* **WHAT TO DO**:
Please rewrite the records from the line containing "listing-entry: xtests bbox=[569, 117, 786, 138]" through the line containing "volume-icon[interactable] bbox=[731, 4, 745, 18]" with "listing-entry" replaced by "dir-entry" and nothing else changed. Give back only those lines.

* **PROVIDED DATA**:
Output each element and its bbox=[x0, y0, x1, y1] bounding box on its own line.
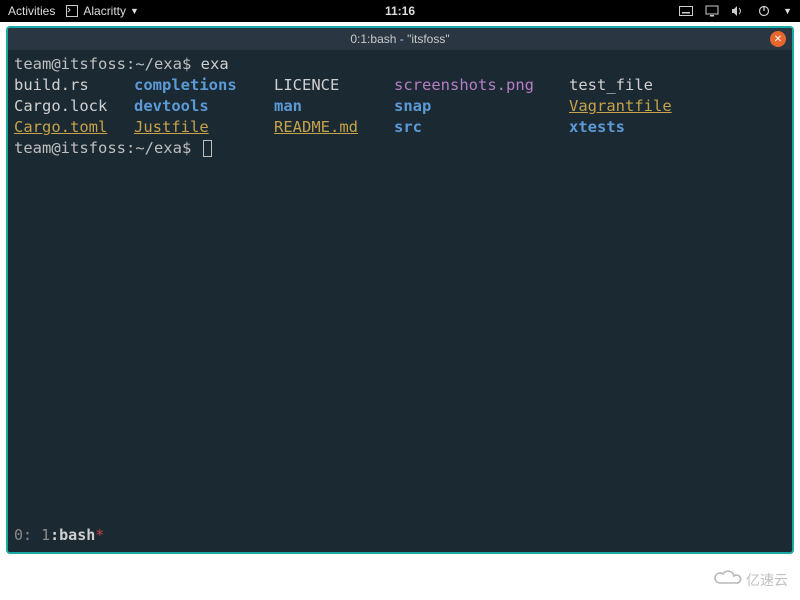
listing-entry: xtests bbox=[569, 117, 786, 138]
system-menu-chevron-icon[interactable]: ▼ bbox=[783, 6, 792, 16]
listing-entry: README.md bbox=[274, 117, 394, 138]
listing-entry: screenshots.png bbox=[394, 75, 569, 96]
power-icon[interactable] bbox=[757, 4, 771, 18]
cloud-icon bbox=[712, 569, 742, 590]
app-menu[interactable]: Alacritty ▼ bbox=[65, 4, 139, 18]
watermark: 亿速云 bbox=[712, 569, 788, 590]
exa-listing: build.rscompletionsLICENCEscreenshots.pn… bbox=[14, 75, 786, 138]
shell-prompt: team@itsfoss:~/exa$ bbox=[14, 55, 191, 73]
listing-entry: man bbox=[274, 96, 394, 117]
listing-entry: LICENCE bbox=[274, 75, 394, 96]
terminal-viewport[interactable]: team@itsfoss:~/exa$ exa build.rscompleti… bbox=[8, 50, 792, 552]
terminal-app-icon bbox=[65, 4, 79, 18]
listing-entry: src bbox=[394, 117, 569, 138]
app-menu-label: Alacritty bbox=[83, 4, 126, 18]
tmux-window-index: 1 bbox=[41, 526, 50, 544]
listing-entry: test_file bbox=[569, 75, 786, 96]
prompt-line-2: team@itsfoss:~/exa$ bbox=[14, 138, 786, 159]
tmux-active-flag: * bbox=[95, 526, 104, 544]
listing-entry: devtools bbox=[134, 96, 274, 117]
window-title: 0:1:bash - "itsfoss" bbox=[350, 32, 449, 46]
close-icon: ✕ bbox=[774, 34, 782, 45]
watermark-text: 亿速云 bbox=[746, 570, 788, 590]
volume-icon[interactable] bbox=[731, 4, 745, 18]
listing-entry: completions bbox=[134, 75, 274, 96]
shell-prompt: team@itsfoss:~/exa$ bbox=[14, 139, 191, 157]
terminal-window: 0:1:bash - "itsfoss" ✕ team@itsfoss:~/ex… bbox=[6, 26, 794, 554]
window-titlebar[interactable]: 0:1:bash - "itsfoss" ✕ bbox=[8, 28, 792, 50]
listing-entry: Cargo.toml bbox=[14, 117, 134, 138]
clock[interactable]: 11:16 bbox=[385, 4, 415, 18]
tmux-statusbar: 0: 1:bash* bbox=[14, 525, 104, 546]
activities-button[interactable]: Activities bbox=[8, 4, 55, 18]
screen-icon[interactable] bbox=[705, 4, 719, 18]
tmux-session-index: 0: bbox=[14, 526, 32, 544]
system-tray: ▼ bbox=[679, 4, 792, 18]
listing-entry: Vagrantfile bbox=[569, 96, 786, 117]
listing-entry: Cargo.lock bbox=[14, 96, 134, 117]
prompt-line-1: team@itsfoss:~/exa$ exa bbox=[14, 54, 786, 75]
chevron-down-icon: ▼ bbox=[130, 6, 139, 16]
desktop-topbar: Activities Alacritty ▼ 11:16 ▼ bbox=[0, 0, 800, 22]
activities-label: Activities bbox=[8, 4, 55, 18]
window-close-button[interactable]: ✕ bbox=[770, 31, 786, 47]
keyboard-indicator-icon[interactable] bbox=[679, 4, 693, 18]
cursor-block bbox=[203, 140, 212, 157]
typed-command: exa bbox=[201, 55, 229, 73]
listing-entry: snap bbox=[394, 96, 569, 117]
tmux-colon: : bbox=[50, 526, 59, 544]
listing-entry: Justfile bbox=[134, 117, 274, 138]
listing-entry: build.rs bbox=[14, 75, 134, 96]
tmux-window-name: bash bbox=[59, 526, 95, 544]
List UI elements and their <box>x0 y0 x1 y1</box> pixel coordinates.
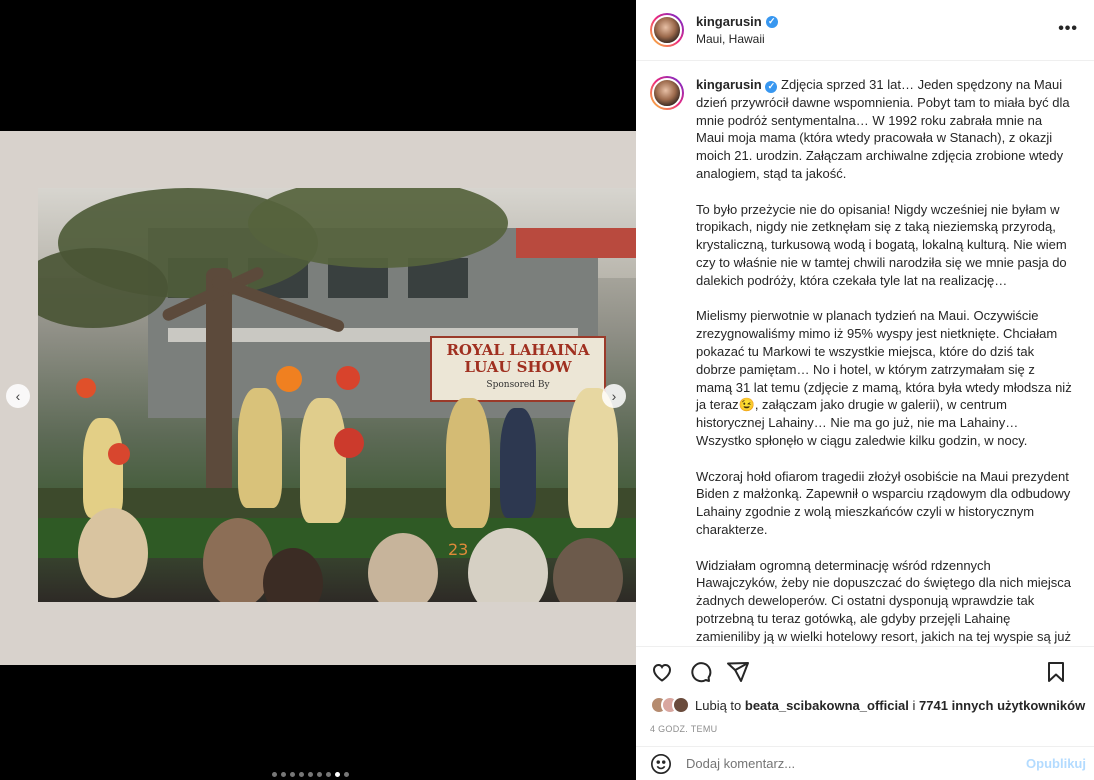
carousel-dot <box>335 772 340 777</box>
avatar[interactable] <box>650 13 684 47</box>
bookmark-icon[interactable] <box>1044 660 1068 684</box>
caption-intro: Zdjęcia sprzed 31 lat… Jeden spędzony na… <box>696 77 1070 181</box>
caption-paragraph-2: To było przeżycie nie do opisania! Nigdy… <box>696 201 1067 288</box>
carousel-dot <box>326 772 331 777</box>
photo-paper: ROYAL LAHAINA LUAU SHOW Sponsored By 23 <box>0 131 636 665</box>
comment-input[interactable] <box>686 756 1006 771</box>
post-header: kingarusin ✓ Maui, Hawaii ••• <box>636 0 1094 61</box>
carousel-dot <box>317 772 322 777</box>
verified-badge-icon: ✓ <box>765 80 778 93</box>
luau-photo: ROYAL LAHAINA LUAU SHOW Sponsored By 23 <box>38 188 636 602</box>
stage-number: 23 <box>448 540 469 559</box>
caption-paragraph-5: Widziałam ogromną determinację wśród rdz… <box>696 557 1072 644</box>
carousel-next-button[interactable]: › <box>602 384 626 408</box>
share-icon[interactable] <box>726 660 750 684</box>
more-options-button[interactable]: ••• <box>1058 20 1078 38</box>
comment-icon[interactable] <box>688 660 712 684</box>
post-timestamp[interactable]: 4 GODZ. TEMU <box>650 724 717 734</box>
carousel-indicator <box>272 772 349 777</box>
comment-bar: Opublikuj <box>636 746 1094 780</box>
chevron-right-icon: › <box>611 388 617 404</box>
carousel-dot <box>299 772 304 777</box>
caption-text: kingarusin ✓ Zdjęcia sprzed 31 lat… Jede… <box>696 76 1072 646</box>
post-media: ROYAL LAHAINA LUAU SHOW Sponsored By 23 … <box>0 0 636 780</box>
action-bar <box>636 646 1094 696</box>
caption-scroll[interactable]: kingarusin ✓ Zdjęcia sprzed 31 lat… Jede… <box>636 62 1094 646</box>
carousel-dot <box>344 772 349 777</box>
avatar <box>672 696 690 714</box>
heart-icon[interactable] <box>650 660 674 684</box>
carousel-dot <box>290 772 295 777</box>
username-link[interactable]: kingarusin <box>696 14 762 29</box>
caption-username[interactable]: kingarusin <box>696 77 762 92</box>
carousel-dot <box>272 772 277 777</box>
likes-summary[interactable]: Lubią to beata_scibakowna_official i 774… <box>650 696 1090 714</box>
caption-paragraph-3: Mielismy pierwotnie w planach tydzień na… <box>696 308 1072 448</box>
banner-title-line1: ROYAL LAHAINA <box>446 341 590 359</box>
chevron-left-icon: ‹ <box>15 388 21 404</box>
emoji-icon[interactable] <box>650 753 672 775</box>
likes-others[interactable]: 7741 innych użytkowników <box>919 698 1085 713</box>
carousel-prev-button[interactable]: ‹ <box>6 384 30 408</box>
carousel-dot <box>281 772 286 777</box>
publish-button[interactable]: Opublikuj <box>1026 756 1086 771</box>
verified-badge-icon: ✓ <box>765 15 778 28</box>
caption-avatar[interactable] <box>650 76 684 110</box>
likes-prefix: Lubią to <box>695 697 742 713</box>
caption-paragraph-4: Wczoraj hołd ofiarom tragedii złożył oso… <box>696 468 1071 537</box>
banner-title-line2: LUAU SHOW <box>464 358 572 376</box>
post-side-panel: kingarusin ✓ Maui, Hawaii ••• kingarusin… <box>636 0 1094 780</box>
location-link[interactable]: Maui, Hawaii <box>696 32 778 46</box>
banner-sponsor: Sponsored By <box>486 380 550 390</box>
likes-connector: i <box>912 697 916 713</box>
liker-username[interactable]: beata_scibakowna_official <box>745 698 909 713</box>
carousel-dot <box>308 772 313 777</box>
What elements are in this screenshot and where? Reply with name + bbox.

* **SOLUTION FOR THIS TASK**:
dir-entry: xtests bbox=[569, 117, 786, 138]
system-menu-chevron-icon[interactable]: ▼ bbox=[783, 6, 792, 16]
dir-entry: README.md bbox=[274, 117, 394, 138]
dir-entry: screenshots.png bbox=[394, 75, 569, 96]
power-icon[interactable] bbox=[757, 4, 771, 18]
cloud-icon bbox=[712, 569, 742, 590]
app-menu[interactable]: Alacritty ▼ bbox=[65, 4, 139, 18]
watermark: 亿速云 bbox=[712, 569, 788, 590]
exa-listing: build.rscompletionsLICENCEscreenshots.pn… bbox=[14, 75, 786, 138]
shell-prompt: team@itsfoss:~/exa$ bbox=[14, 55, 191, 73]
dir-entry: man bbox=[274, 96, 394, 117]
dir-entry: LICENCE bbox=[274, 75, 394, 96]
terminal-viewport[interactable]: team@itsfoss:~/exa$ exa build.rscompleti… bbox=[8, 50, 792, 552]
terminal-app-icon bbox=[65, 4, 79, 18]
dir-entry: src bbox=[394, 117, 569, 138]
app-menu-label: Alacritty bbox=[83, 4, 126, 18]
tmux-window-index: 1 bbox=[41, 526, 50, 544]
dir-entry: test_file bbox=[569, 75, 786, 96]
prompt-line-2: team@itsfoss:~/exa$ bbox=[14, 138, 786, 159]
tmux-active-flag: * bbox=[95, 526, 104, 544]
dir-entry: devtools bbox=[134, 96, 274, 117]
window-title: 0:1:bash - "itsfoss" bbox=[350, 32, 449, 46]
close-icon: ✕ bbox=[774, 34, 782, 45]
watermark-text: 亿速云 bbox=[746, 570, 788, 590]
volume-icon[interactable] bbox=[731, 4, 745, 18]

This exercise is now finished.